_GIVEN TASK:_ Write out the data below in full, unchanged, minus the images.

_INFORMATION PROVIDED:_
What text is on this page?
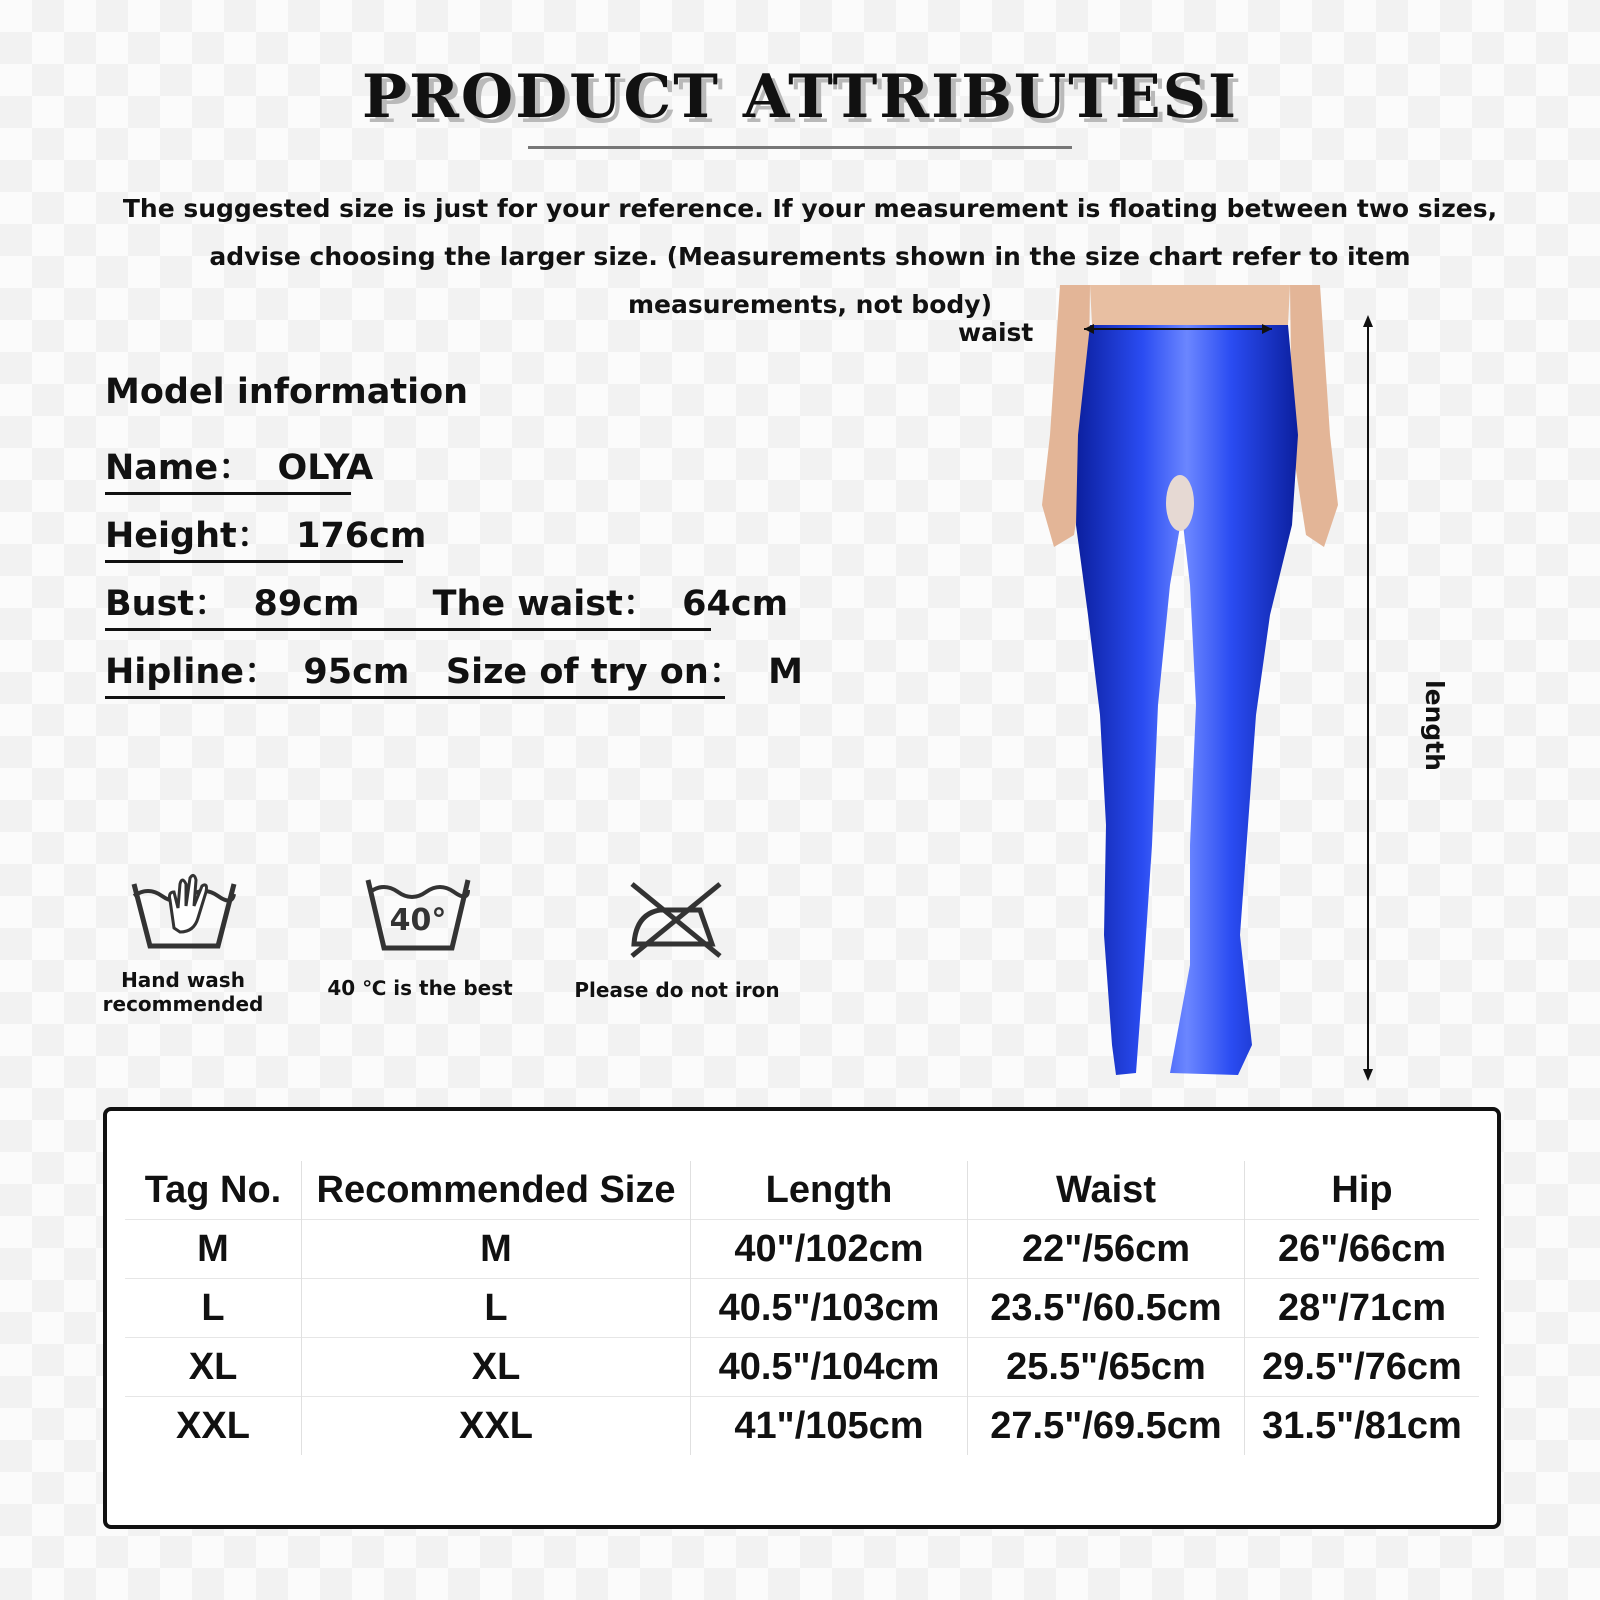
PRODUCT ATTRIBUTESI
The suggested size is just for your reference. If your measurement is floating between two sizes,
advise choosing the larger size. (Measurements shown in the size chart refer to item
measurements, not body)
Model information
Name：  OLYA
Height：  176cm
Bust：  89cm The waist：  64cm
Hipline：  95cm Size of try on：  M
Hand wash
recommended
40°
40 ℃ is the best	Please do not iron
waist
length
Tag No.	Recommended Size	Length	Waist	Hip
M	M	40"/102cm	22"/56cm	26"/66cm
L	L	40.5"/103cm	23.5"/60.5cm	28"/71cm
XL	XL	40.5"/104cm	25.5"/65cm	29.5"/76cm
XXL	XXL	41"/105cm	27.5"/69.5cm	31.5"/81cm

_ANSWER TO THE TASK:_
What text is on this page?
PRODUCT ATTRIBUTESI
The suggested size is just for your reference. If your measurement is floating between two sizes,
advise choosing the larger size. (Measurements shown in the size chart refer to item
measurements, not body)
Model information
Name：  OLYA
Height：  176cm
Bust：  89cm The waist：  64cm
Hipline：  95cm Size of try on：  M
Hand wash
recommended
40°
40 ℃ is the best	Please do not iron
waist
length
Tag No.	Recommended Size	Length	Waist	Hip
M	M	40"/102cm	22"/56cm	26"/66cm
L	L	40.5"/103cm	23.5"/60.5cm	28"/71cm
XL	XL	40.5"/104cm	25.5"/65cm	29.5"/76cm
XXL	XXL	41"/105cm	27.5"/69.5cm	31.5"/81cm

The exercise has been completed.